**The exercise:**
Take from the listing each line that has the string "Heimat".

**Stored data:**
━━━

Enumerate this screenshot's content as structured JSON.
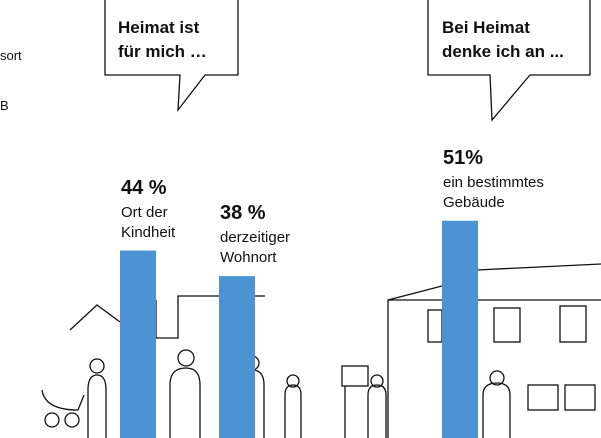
{
  "annotations": [
    "sort",
    "B"
  ],
  "chart_data": [
    {
      "type": "bar",
      "title": "Heimat ist\nfür mich …",
      "color": "#4b93d3",
      "categories": [
        "Ort der\nKindheit",
        "derzeitiger\nWohnort"
      ],
      "values": [
        44,
        38
      ],
      "value_labels": [
        "44 %",
        "38 %"
      ],
      "ylim": [
        0,
        100
      ]
    },
    {
      "type": "bar",
      "title": "Bei Heimat\ndenke ich an ...",
      "color": "#4b93d3",
      "categories": [
        "ein bestimmtes\nGebäude"
      ],
      "values": [
        51
      ],
      "value_labels": [
        "51%"
      ],
      "ylim": [
        0,
        100
      ]
    }
  ]
}
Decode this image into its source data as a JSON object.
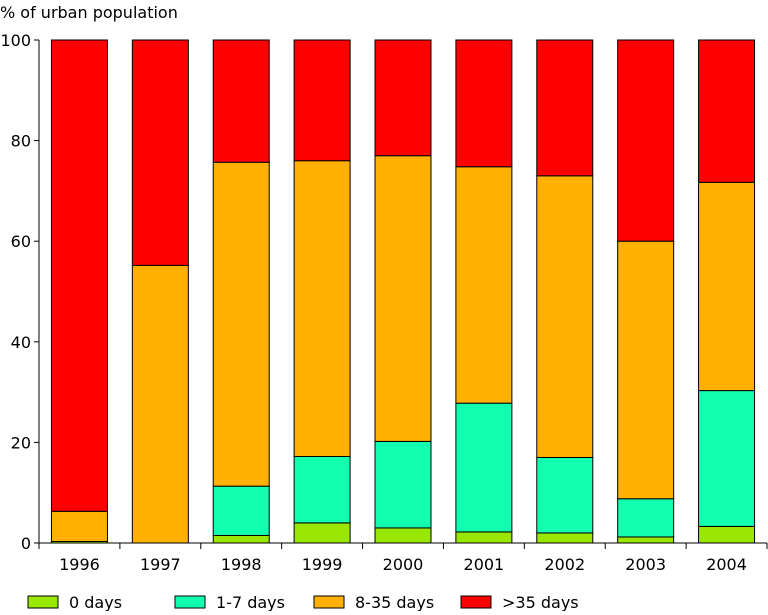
{
  "chart_data": {
    "type": "bar",
    "stacked": true,
    "title": "",
    "ylabel": "% of urban population",
    "xlabel": "",
    "ylim": [
      0,
      100
    ],
    "yticks": [
      0,
      20,
      40,
      60,
      80,
      100
    ],
    "categories": [
      "1996",
      "1997",
      "1998",
      "1999",
      "2000",
      "2001",
      "2002",
      "2003",
      "2004"
    ],
    "series": [
      {
        "name": "0 days",
        "color": "#99e600",
        "values": [
          0.3,
          0.0,
          1.5,
          4.0,
          3.0,
          2.2,
          2.0,
          1.2,
          3.3
        ]
      },
      {
        "name": "1-7 days",
        "color": "#13ffb0",
        "values": [
          0.0,
          0.0,
          9.8,
          13.2,
          17.2,
          25.6,
          15.0,
          7.6,
          27.0
        ]
      },
      {
        "name": "8-35 days",
        "color": "#ffb000",
        "values": [
          6.0,
          55.2,
          64.4,
          58.8,
          56.8,
          47.0,
          56.0,
          51.2,
          41.4
        ]
      },
      {
        "name": ">35 days",
        "color": "#ff0000",
        "values": [
          93.7,
          44.8,
          24.3,
          24.0,
          23.0,
          25.2,
          27.0,
          40.0,
          28.3
        ]
      }
    ],
    "legend_position": "bottom"
  }
}
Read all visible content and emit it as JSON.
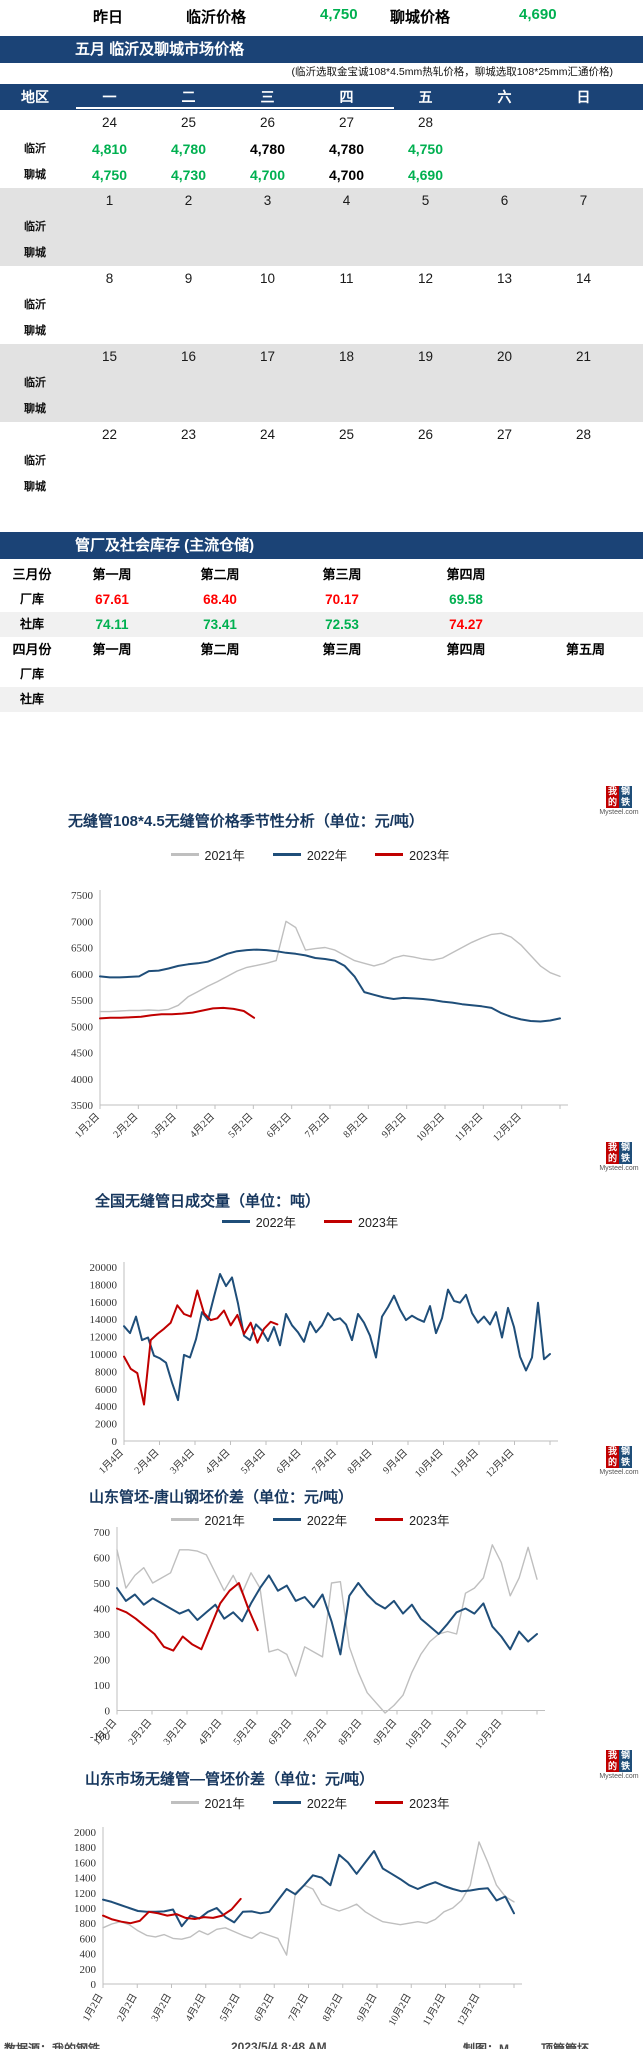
{
  "summary": {
    "yesterday_label": "昨日",
    "linyi_label": "临沂价格",
    "linyi_value": "4,750",
    "liaocheng_label": "聊城价格",
    "liaocheng_value": "4,690"
  },
  "price_section": {
    "title": "五月 临沂及聊城市场价格",
    "note": "(临沂选取金宝诚108*4.5mm热轧价格，聊城选取108*25mm汇通价格)",
    "header": {
      "region": "地区",
      "days": [
        "一",
        "二",
        "三",
        "四",
        "五",
        "六",
        "日"
      ]
    },
    "row_labels": {
      "linyi": "临沂",
      "liaocheng": "聊城"
    },
    "weeks": [
      {
        "shaded": false,
        "dates": [
          "24",
          "25",
          "26",
          "27",
          "28",
          "",
          ""
        ],
        "linyi": [
          {
            "v": "4,810",
            "c": "green"
          },
          {
            "v": "4,780",
            "c": "green"
          },
          {
            "v": "4,780",
            "c": "black"
          },
          {
            "v": "4,780",
            "c": "black"
          },
          {
            "v": "4,750",
            "c": "green"
          },
          null,
          null
        ],
        "liaocheng": [
          {
            "v": "4,750",
            "c": "green"
          },
          {
            "v": "4,730",
            "c": "green"
          },
          {
            "v": "4,700",
            "c": "green"
          },
          {
            "v": "4,700",
            "c": "black"
          },
          {
            "v": "4,690",
            "c": "green"
          },
          null,
          null
        ]
      },
      {
        "shaded": true,
        "dates": [
          "1",
          "2",
          "3",
          "4",
          "5",
          "6",
          "7"
        ],
        "linyi": [],
        "liaocheng": []
      },
      {
        "shaded": false,
        "dates": [
          "8",
          "9",
          "10",
          "11",
          "12",
          "13",
          "14"
        ],
        "linyi": [],
        "liaocheng": []
      },
      {
        "shaded": true,
        "dates": [
          "15",
          "16",
          "17",
          "18",
          "19",
          "20",
          "21"
        ],
        "linyi": [],
        "liaocheng": []
      },
      {
        "shaded": false,
        "dates": [
          "22",
          "23",
          "24",
          "25",
          "26",
          "27",
          "28"
        ],
        "linyi": [],
        "liaocheng": []
      }
    ]
  },
  "inventory_section": {
    "title": "管厂及社会库存 (主流仓储)",
    "groups": [
      {
        "month": "三月份",
        "week_headers": [
          "第一周",
          "第二周",
          "第三周",
          "第四周",
          ""
        ],
        "rows": [
          {
            "label": "厂库",
            "shaded": false,
            "values": [
              {
                "v": "67.61",
                "c": "red"
              },
              {
                "v": "68.40",
                "c": "red"
              },
              {
                "v": "70.17",
                "c": "red"
              },
              {
                "v": "69.58",
                "c": "green"
              }
            ]
          },
          {
            "label": "社库",
            "shaded": true,
            "values": [
              {
                "v": "74.11",
                "c": "green"
              },
              {
                "v": "73.41",
                "c": "green"
              },
              {
                "v": "72.53",
                "c": "green"
              },
              {
                "v": "74.27",
                "c": "red"
              }
            ]
          }
        ]
      },
      {
        "month": "四月份",
        "week_headers": [
          "第一周",
          "第二周",
          "第三周",
          "第四周",
          "第五周"
        ],
        "rows": [
          {
            "label": "厂库",
            "shaded": false,
            "values": []
          },
          {
            "label": "社库",
            "shaded": true,
            "values": []
          }
        ]
      }
    ]
  },
  "watermark": {
    "t1": "我的",
    "t2": "钢铁",
    "site": "Mysteel.com"
  },
  "footer": {
    "source": "数据源：我的钢铁",
    "datetime": "2023/5/4 8:48 AM",
    "author": "制图：M",
    "extra": "顶管管坯"
  },
  "chart_data": [
    {
      "type": "line",
      "title": "无缝管108*4.5无缝管价格季节性分析（单位：元/吨）",
      "ylim": [
        3500,
        7500
      ],
      "ytick_step": 500,
      "xlabels": [
        "1月2日",
        "2月2日",
        "3月2日",
        "4月2日",
        "5月2日",
        "6月2日",
        "7月2日",
        "8月2日",
        "9月2日",
        "10月2日",
        "11月2日",
        "12月2日"
      ],
      "legend_position": "top-center",
      "grid": false,
      "series": [
        {
          "name": "2021年",
          "color": "#BFBFBF",
          "span": [
            0,
            1
          ],
          "values": [
            5280,
            5280,
            5290,
            5300,
            5300,
            5310,
            5300,
            5320,
            5400,
            5560,
            5660,
            5760,
            5850,
            5950,
            6050,
            6120,
            6160,
            6200,
            6250,
            7000,
            6880,
            6450,
            6480,
            6500,
            6450,
            6350,
            6250,
            6200,
            6150,
            6200,
            6300,
            6350,
            6320,
            6280,
            6260,
            6300,
            6400,
            6500,
            6600,
            6680,
            6750,
            6770,
            6700,
            6550,
            6350,
            6150,
            6020,
            5950
          ]
        },
        {
          "name": "2022年",
          "color": "#1F4E79",
          "span": [
            0,
            1
          ],
          "values": [
            5950,
            5930,
            5930,
            5940,
            5950,
            6050,
            6060,
            6100,
            6150,
            6180,
            6200,
            6230,
            6300,
            6380,
            6430,
            6450,
            6460,
            6450,
            6430,
            6400,
            6380,
            6350,
            6300,
            6280,
            6250,
            6150,
            5950,
            5650,
            5600,
            5550,
            5520,
            5540,
            5530,
            5520,
            5500,
            5470,
            5450,
            5420,
            5400,
            5380,
            5350,
            5250,
            5180,
            5130,
            5100,
            5090,
            5110,
            5150
          ]
        },
        {
          "name": "2023年",
          "color": "#C00000",
          "span": [
            0,
            0.335
          ],
          "values": [
            5150,
            5160,
            5160,
            5170,
            5180,
            5210,
            5230,
            5230,
            5240,
            5260,
            5300,
            5340,
            5350,
            5330,
            5290,
            5160
          ]
        }
      ]
    },
    {
      "type": "line",
      "title": "全国无缝管日成交量（单位：吨）",
      "ylim": [
        0,
        20000
      ],
      "ytick_step": 2000,
      "xlabels": [
        "1月4日",
        "2月4日",
        "3月4日",
        "4月4日",
        "5月4日",
        "6月4日",
        "7月4日",
        "8月4日",
        "9月4日",
        "10月4日",
        "11月4日",
        "12月4日"
      ],
      "legend_position": "top-center",
      "grid": false,
      "series": [
        {
          "name": "2022年",
          "color": "#1F4E79",
          "span": [
            0,
            1
          ],
          "values": [
            13200,
            12400,
            14300,
            11600,
            11900,
            9800,
            9500,
            9000,
            6700,
            4700,
            9900,
            9600,
            11700,
            14800,
            13900,
            16600,
            19200,
            17800,
            18800,
            15800,
            12100,
            11600,
            13400,
            12700,
            11500,
            13100,
            11000,
            14600,
            13300,
            12500,
            11400,
            13700,
            12500,
            13300,
            14700,
            13900,
            14100,
            13400,
            11600,
            14600,
            13600,
            12100,
            9600,
            14300,
            15400,
            16700,
            15100,
            13900,
            14400,
            14000,
            13700,
            15500,
            12400,
            14100,
            17400,
            16100,
            15900,
            16800,
            14700,
            13600,
            14300,
            13400,
            14800,
            11900,
            15300,
            13100,
            9700,
            8100,
            9600,
            15900,
            9400,
            10000
          ]
        },
        {
          "name": "2023年",
          "color": "#C00000",
          "span": [
            0,
            0.36
          ],
          "values": [
            9700,
            8300,
            7800,
            4200,
            11600,
            12300,
            12900,
            13600,
            15600,
            14600,
            14300,
            17300,
            14700,
            13900,
            14100,
            15000,
            13300,
            14500,
            12300,
            13600,
            11300,
            12900,
            13700,
            13400
          ]
        }
      ]
    },
    {
      "type": "line",
      "title": "山东管坯-唐山钢坯价差（单位：元/吨）",
      "ylim": [
        -100,
        700
      ],
      "ytick_step": 100,
      "xlabels": [
        "1月2日",
        "2月2日",
        "3月2日",
        "4月2日",
        "5月2日",
        "6月2日",
        "7月2日",
        "8月2日",
        "9月2日",
        "10月2日",
        "11月2日",
        "12月2日"
      ],
      "legend_position": "top-center",
      "grid": false,
      "series": [
        {
          "name": "2021年",
          "color": "#BFBFBF",
          "span": [
            0,
            1
          ],
          "values": [
            630,
            480,
            530,
            560,
            500,
            520,
            540,
            630,
            630,
            625,
            610,
            540,
            470,
            530,
            460,
            540,
            480,
            230,
            240,
            220,
            135,
            250,
            230,
            210,
            500,
            505,
            250,
            150,
            70,
            30,
            -10,
            20,
            60,
            150,
            220,
            270,
            300,
            310,
            300,
            460,
            480,
            520,
            650,
            580,
            450,
            520,
            640,
            515
          ]
        },
        {
          "name": "2022年",
          "color": "#1F4E79",
          "span": [
            0,
            1
          ],
          "values": [
            480,
            430,
            455,
            415,
            440,
            420,
            400,
            380,
            395,
            355,
            385,
            415,
            360,
            385,
            350,
            420,
            480,
            530,
            470,
            490,
            430,
            445,
            405,
            455,
            350,
            220,
            450,
            500,
            455,
            420,
            400,
            430,
            380,
            415,
            360,
            330,
            300,
            340,
            385,
            400,
            380,
            420,
            330,
            290,
            240,
            310,
            270,
            300
          ]
        },
        {
          "name": "2023年",
          "color": "#C00000",
          "span": [
            0,
            0.335
          ],
          "values": [
            400,
            385,
            360,
            330,
            300,
            250,
            235,
            290,
            260,
            240,
            330,
            420,
            470,
            500,
            400,
            315
          ]
        }
      ]
    },
    {
      "type": "line",
      "title": "山东市场无缝管—管坯价差（单位：元/吨）",
      "ylim": [
        0,
        2000
      ],
      "ytick_step": 200,
      "xlabels": [
        "1月2日",
        "2月2日",
        "3月2日",
        "4月2日",
        "5月2日",
        "6月2日",
        "7月2日",
        "8月2日",
        "9月2日",
        "10月2日",
        "11月2日",
        "12月2日"
      ],
      "legend_position": "top-center",
      "grid": false,
      "series": [
        {
          "name": "2021年",
          "color": "#BFBFBF",
          "span": [
            0,
            1
          ],
          "values": [
            740,
            790,
            820,
            780,
            700,
            640,
            620,
            650,
            600,
            590,
            620,
            700,
            650,
            720,
            740,
            690,
            640,
            600,
            680,
            640,
            600,
            380,
            1200,
            1300,
            1250,
            1050,
            1000,
            960,
            1000,
            1050,
            950,
            880,
            820,
            800,
            780,
            800,
            820,
            800,
            850,
            950,
            1000,
            1100,
            1300,
            1870,
            1600,
            1300,
            1150,
            1080
          ]
        },
        {
          "name": "2022年",
          "color": "#1F4E79",
          "span": [
            0,
            1
          ],
          "values": [
            1110,
            1080,
            1040,
            1000,
            960,
            950,
            950,
            955,
            980,
            760,
            900,
            860,
            950,
            1000,
            880,
            810,
            950,
            955,
            930,
            950,
            1100,
            1250,
            1180,
            1300,
            1430,
            1400,
            1300,
            1700,
            1600,
            1450,
            1600,
            1750,
            1520,
            1450,
            1380,
            1300,
            1250,
            1300,
            1340,
            1290,
            1250,
            1220,
            1230,
            1250,
            1260,
            1100,
            1150,
            930
          ]
        },
        {
          "name": "2023年",
          "color": "#C00000",
          "span": [
            0,
            0.335
          ],
          "values": [
            900,
            850,
            820,
            800,
            830,
            950,
            930,
            900,
            920,
            870,
            855,
            880,
            870,
            900,
            980,
            1120
          ]
        }
      ]
    }
  ]
}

━━━

**Complete answer:**
      "title": "Heimat ist\nfür mich …",
      "title": "Bei Heimat\ndenke ich an ...",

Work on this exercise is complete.